(Data excerpts):
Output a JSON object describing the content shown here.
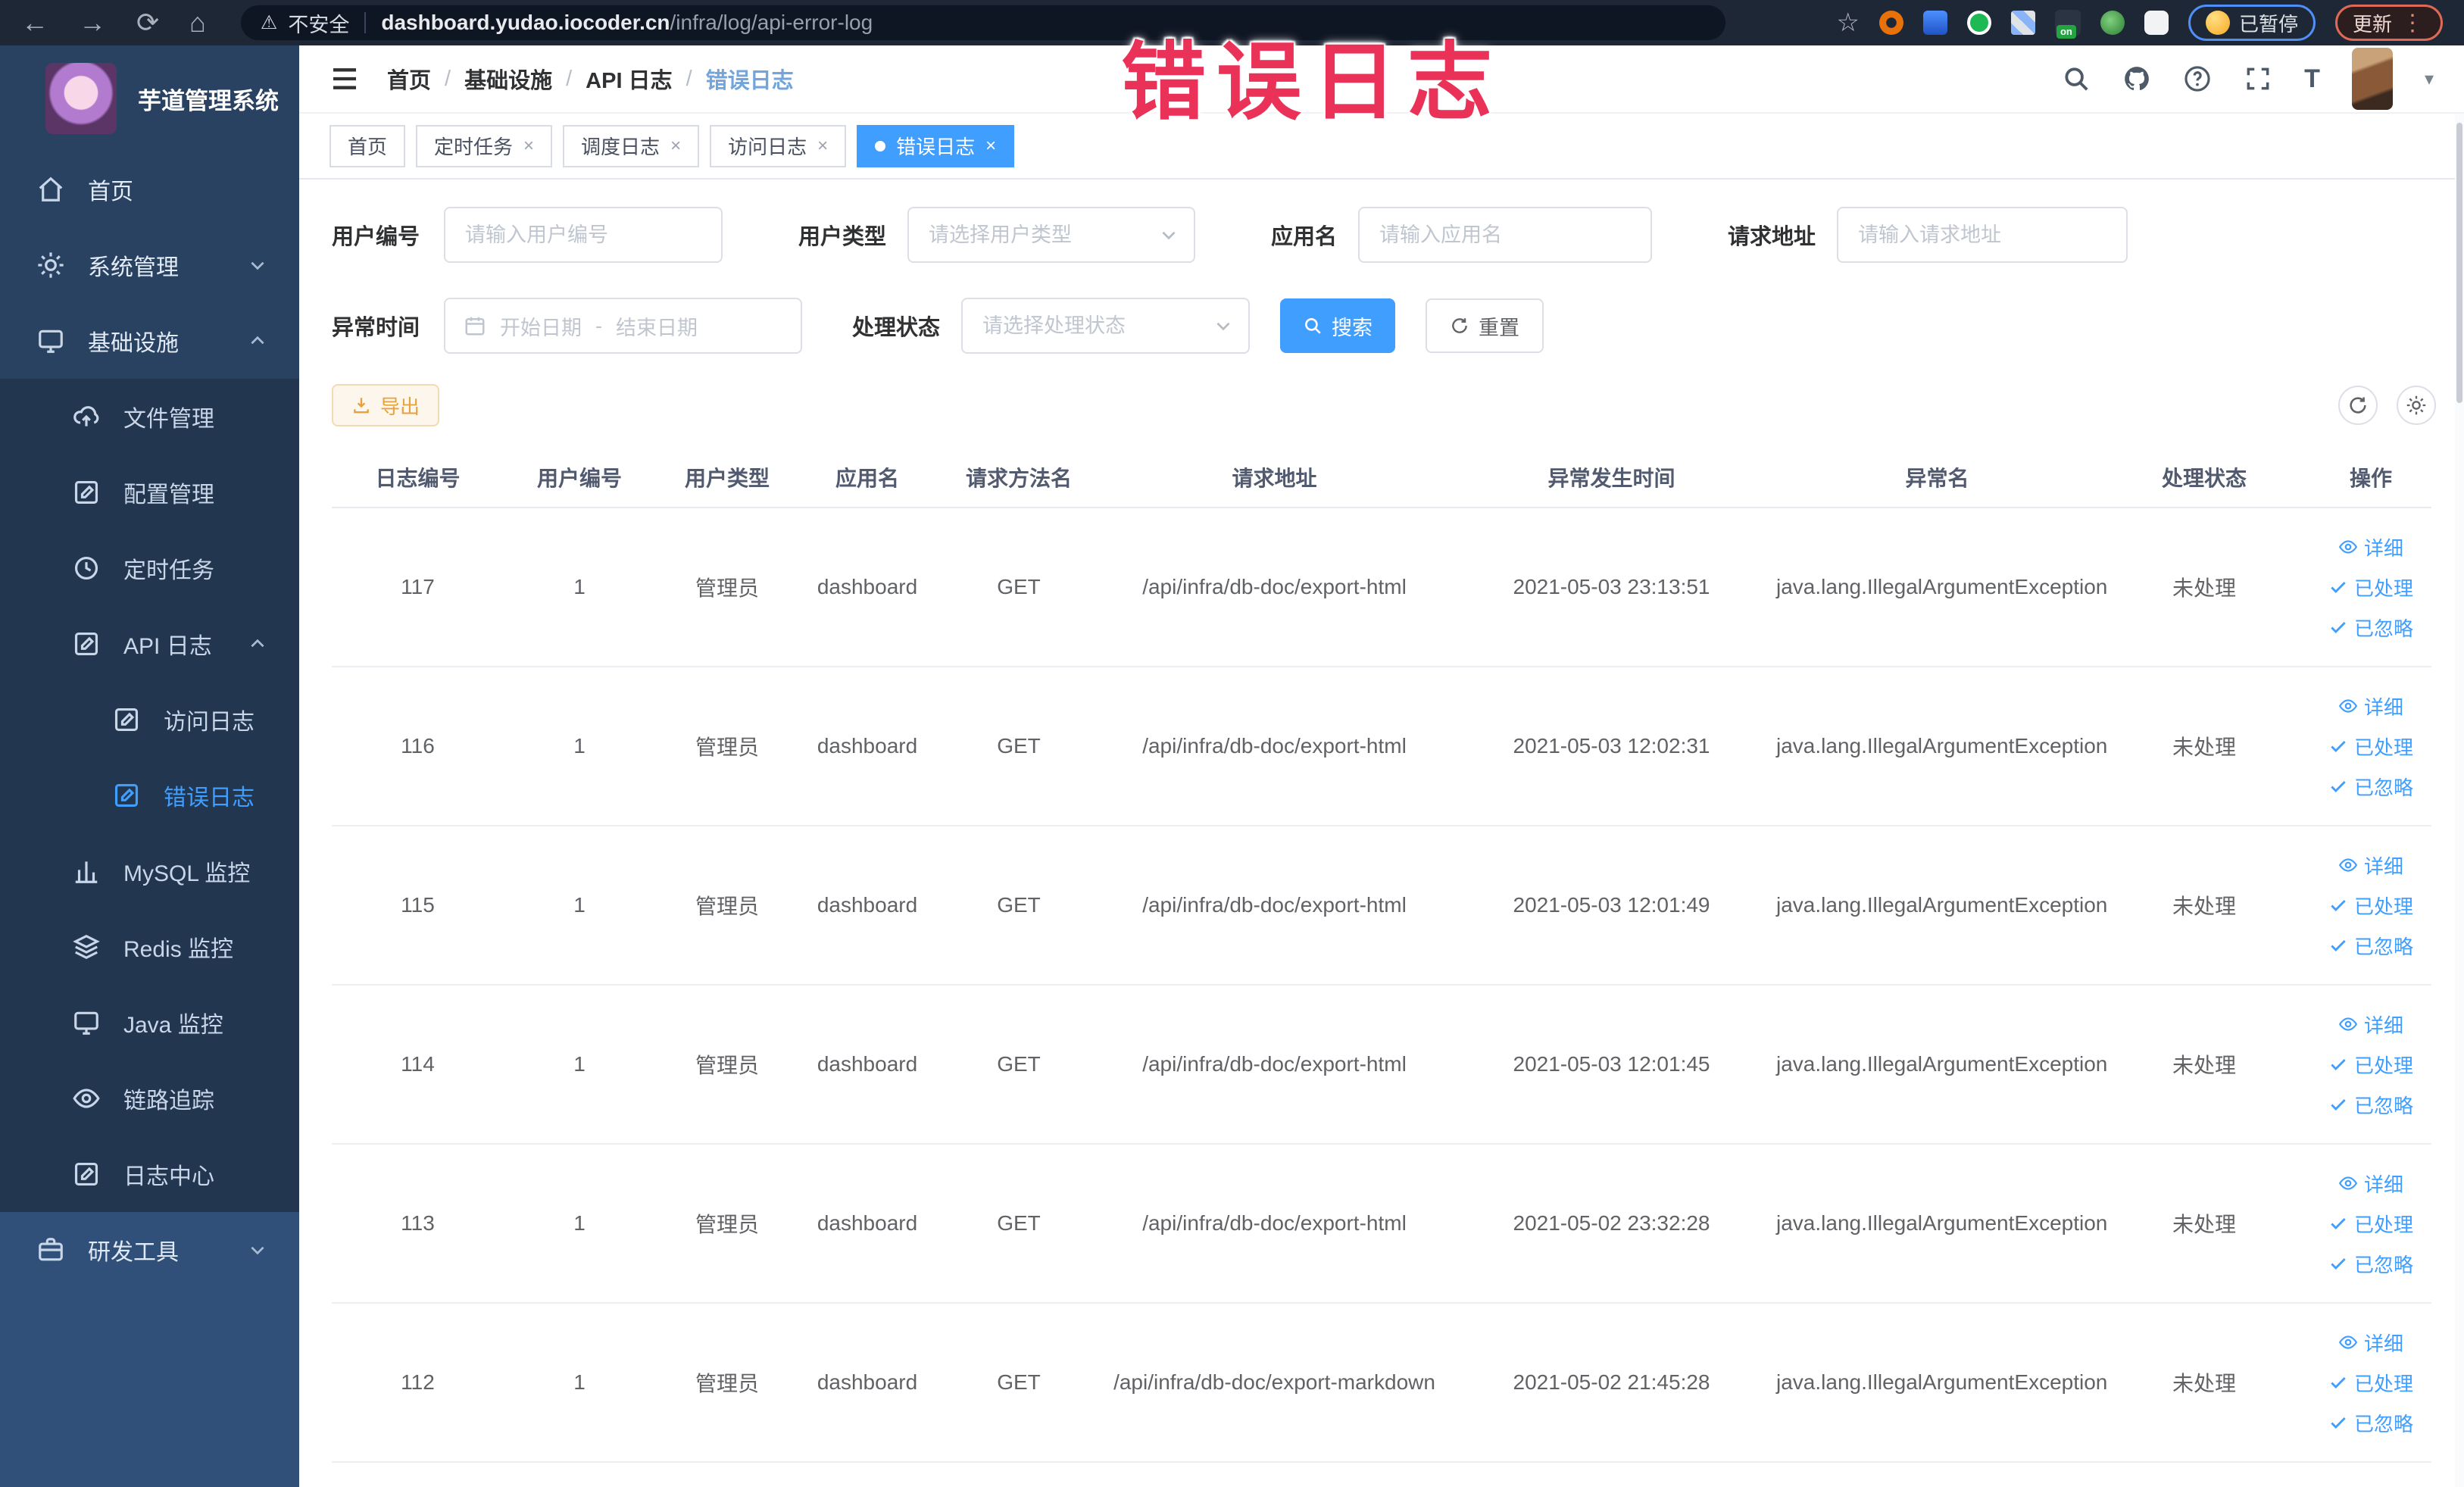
{
  "browser": {
    "security_label": "不安全",
    "url_host": "dashboard.yudao.iocoder.cn",
    "url_path": "/infra/log/api-error-log",
    "on_label": "on",
    "paused_label": "已暂停",
    "update_label": "更新"
  },
  "overlay_title": "错误日志",
  "sidebar": {
    "app_title": "芋道管理系统",
    "items": [
      {
        "label": "首页"
      },
      {
        "label": "系统管理"
      },
      {
        "label": "基础设施"
      },
      {
        "label": "文件管理"
      },
      {
        "label": "配置管理"
      },
      {
        "label": "定时任务"
      },
      {
        "label": "API 日志"
      },
      {
        "label": "访问日志"
      },
      {
        "label": "错误日志"
      },
      {
        "label": "MySQL 监控"
      },
      {
        "label": "Redis 监控"
      },
      {
        "label": "Java 监控"
      },
      {
        "label": "链路追踪"
      },
      {
        "label": "日志中心"
      },
      {
        "label": "研发工具"
      }
    ]
  },
  "breadcrumb": [
    "首页",
    "基础设施",
    "API 日志",
    "错误日志"
  ],
  "tabs": [
    {
      "label": "首页"
    },
    {
      "label": "定时任务"
    },
    {
      "label": "调度日志"
    },
    {
      "label": "访问日志"
    },
    {
      "label": "错误日志"
    }
  ],
  "filters": {
    "user_id_label": "用户编号",
    "user_id_placeholder": "请输入用户编号",
    "user_type_label": "用户类型",
    "user_type_placeholder": "请选择用户类型",
    "app_name_label": "应用名",
    "app_name_placeholder": "请输入应用名",
    "request_url_label": "请求地址",
    "request_url_placeholder": "请输入请求地址",
    "time_label": "异常时间",
    "time_start_placeholder": "开始日期",
    "time_separator": "-",
    "time_end_placeholder": "结束日期",
    "status_label": "处理状态",
    "status_placeholder": "请选择处理状态",
    "search_label": "搜索",
    "reset_label": "重置"
  },
  "toolbar": {
    "export_label": "导出"
  },
  "table": {
    "columns": [
      "日志编号",
      "用户编号",
      "用户类型",
      "应用名",
      "请求方法名",
      "请求地址",
      "异常发生时间",
      "异常名",
      "处理状态",
      "操作"
    ],
    "action_labels": [
      "详细",
      "已处理",
      "已忽略"
    ],
    "rows": [
      {
        "id": "117",
        "user_id": "1",
        "user_type": "管理员",
        "app": "dashboard",
        "method": "GET",
        "url": "/api/infra/db-doc/export-html",
        "time": "2021-05-03 23:13:51",
        "exception": "java.lang.IllegalArgumentException",
        "status": "未处理"
      },
      {
        "id": "116",
        "user_id": "1",
        "user_type": "管理员",
        "app": "dashboard",
        "method": "GET",
        "url": "/api/infra/db-doc/export-html",
        "time": "2021-05-03 12:02:31",
        "exception": "java.lang.IllegalArgumentException",
        "status": "未处理"
      },
      {
        "id": "115",
        "user_id": "1",
        "user_type": "管理员",
        "app": "dashboard",
        "method": "GET",
        "url": "/api/infra/db-doc/export-html",
        "time": "2021-05-03 12:01:49",
        "exception": "java.lang.IllegalArgumentException",
        "status": "未处理"
      },
      {
        "id": "114",
        "user_id": "1",
        "user_type": "管理员",
        "app": "dashboard",
        "method": "GET",
        "url": "/api/infra/db-doc/export-html",
        "time": "2021-05-03 12:01:45",
        "exception": "java.lang.IllegalArgumentException",
        "status": "未处理"
      },
      {
        "id": "113",
        "user_id": "1",
        "user_type": "管理员",
        "app": "dashboard",
        "method": "GET",
        "url": "/api/infra/db-doc/export-html",
        "time": "2021-05-02 23:32:28",
        "exception": "java.lang.IllegalArgumentException",
        "status": "未处理"
      },
      {
        "id": "112",
        "user_id": "1",
        "user_type": "管理员",
        "app": "dashboard",
        "method": "GET",
        "url": "/api/infra/db-doc/export-markdown",
        "time": "2021-05-02 21:45:28",
        "exception": "java.lang.IllegalArgumentException",
        "status": "未处理"
      }
    ]
  },
  "icons": {
    "back": "←",
    "forward": "→",
    "reload": "⟳",
    "home": "⌂",
    "star": "☆",
    "warning": "⚠",
    "dots": "⋮",
    "caret": "▾",
    "slash": "/",
    "close": "×",
    "question": "?",
    "fontsize": "T"
  },
  "colors": {
    "accent": "#409EFF",
    "warning": "#E6A23C",
    "overlay_pink": "#EA3158",
    "browser_bar_bg": "#1E2735",
    "sidebar_bg": "#2A4262",
    "submenu_bg": "#223650",
    "sidebar_bottom_bg": "#305079",
    "paused_blue": "#4F8FF7",
    "update_red": "#DD6A56"
  }
}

(Challenge): Leave out the pictures and give the rest of the records again exactly.

(The reply):
Output a JSON object describing the content shown here.
{
  "browser": {
    "security_label": "不安全",
    "url_host": "dashboard.yudao.iocoder.cn",
    "url_path": "/infra/log/api-error-log",
    "on_label": "on",
    "paused_label": "已暂停",
    "update_label": "更新"
  },
  "overlay_title": "错误日志",
  "sidebar": {
    "app_title": "芋道管理系统",
    "items": [
      {
        "label": "首页"
      },
      {
        "label": "系统管理"
      },
      {
        "label": "基础设施"
      },
      {
        "label": "文件管理"
      },
      {
        "label": "配置管理"
      },
      {
        "label": "定时任务"
      },
      {
        "label": "API 日志"
      },
      {
        "label": "访问日志"
      },
      {
        "label": "错误日志"
      },
      {
        "label": "MySQL 监控"
      },
      {
        "label": "Redis 监控"
      },
      {
        "label": "Java 监控"
      },
      {
        "label": "链路追踪"
      },
      {
        "label": "日志中心"
      },
      {
        "label": "研发工具"
      }
    ]
  },
  "breadcrumb": [
    "首页",
    "基础设施",
    "API 日志",
    "错误日志"
  ],
  "tabs": [
    {
      "label": "首页"
    },
    {
      "label": "定时任务"
    },
    {
      "label": "调度日志"
    },
    {
      "label": "访问日志"
    },
    {
      "label": "错误日志"
    }
  ],
  "filters": {
    "user_id_label": "用户编号",
    "user_id_placeholder": "请输入用户编号",
    "user_type_label": "用户类型",
    "user_type_placeholder": "请选择用户类型",
    "app_name_label": "应用名",
    "app_name_placeholder": "请输入应用名",
    "request_url_label": "请求地址",
    "request_url_placeholder": "请输入请求地址",
    "time_label": "异常时间",
    "time_start_placeholder": "开始日期",
    "time_separator": "-",
    "time_end_placeholder": "结束日期",
    "status_label": "处理状态",
    "status_placeholder": "请选择处理状态",
    "search_label": "搜索",
    "reset_label": "重置"
  },
  "toolbar": {
    "export_label": "导出"
  },
  "table": {
    "columns": [
      "日志编号",
      "用户编号",
      "用户类型",
      "应用名",
      "请求方法名",
      "请求地址",
      "异常发生时间",
      "异常名",
      "处理状态",
      "操作"
    ],
    "action_labels": [
      "详细",
      "已处理",
      "已忽略"
    ],
    "rows": [
      {
        "id": "117",
        "user_id": "1",
        "user_type": "管理员",
        "app": "dashboard",
        "method": "GET",
        "url": "/api/infra/db-doc/export-html",
        "time": "2021-05-03 23:13:51",
        "exception": "java.lang.IllegalArgumentException",
        "status": "未处理"
      },
      {
        "id": "116",
        "user_id": "1",
        "user_type": "管理员",
        "app": "dashboard",
        "method": "GET",
        "url": "/api/infra/db-doc/export-html",
        "time": "2021-05-03 12:02:31",
        "exception": "java.lang.IllegalArgumentException",
        "status": "未处理"
      },
      {
        "id": "115",
        "user_id": "1",
        "user_type": "管理员",
        "app": "dashboard",
        "method": "GET",
        "url": "/api/infra/db-doc/export-html",
        "time": "2021-05-03 12:01:49",
        "exception": "java.lang.IllegalArgumentException",
        "status": "未处理"
      },
      {
        "id": "114",
        "user_id": "1",
        "user_type": "管理员",
        "app": "dashboard",
        "method": "GET",
        "url": "/api/infra/db-doc/export-html",
        "time": "2021-05-03 12:01:45",
        "exception": "java.lang.IllegalArgumentException",
        "status": "未处理"
      },
      {
        "id": "113",
        "user_id": "1",
        "user_type": "管理员",
        "app": "dashboard",
        "method": "GET",
        "url": "/api/infra/db-doc/export-html",
        "time": "2021-05-02 23:32:28",
        "exception": "java.lang.IllegalArgumentException",
        "status": "未处理"
      },
      {
        "id": "112",
        "user_id": "1",
        "user_type": "管理员",
        "app": "dashboard",
        "method": "GET",
        "url": "/api/infra/db-doc/export-markdown",
        "time": "2021-05-02 21:45:28",
        "exception": "java.lang.IllegalArgumentException",
        "status": "未处理"
      }
    ]
  },
  "icons": {
    "back": "←",
    "forward": "→",
    "reload": "⟳",
    "home": "⌂",
    "star": "☆",
    "warning": "⚠",
    "dots": "⋮",
    "caret": "▾",
    "slash": "/",
    "close": "×",
    "question": "?",
    "fontsize": "T"
  },
  "colors": {
    "accent": "#409EFF",
    "warning": "#E6A23C",
    "overlay_pink": "#EA3158",
    "browser_bar_bg": "#1E2735",
    "sidebar_bg": "#2A4262",
    "submenu_bg": "#223650",
    "sidebar_bottom_bg": "#305079",
    "paused_blue": "#4F8FF7",
    "update_red": "#DD6A56"
  }
}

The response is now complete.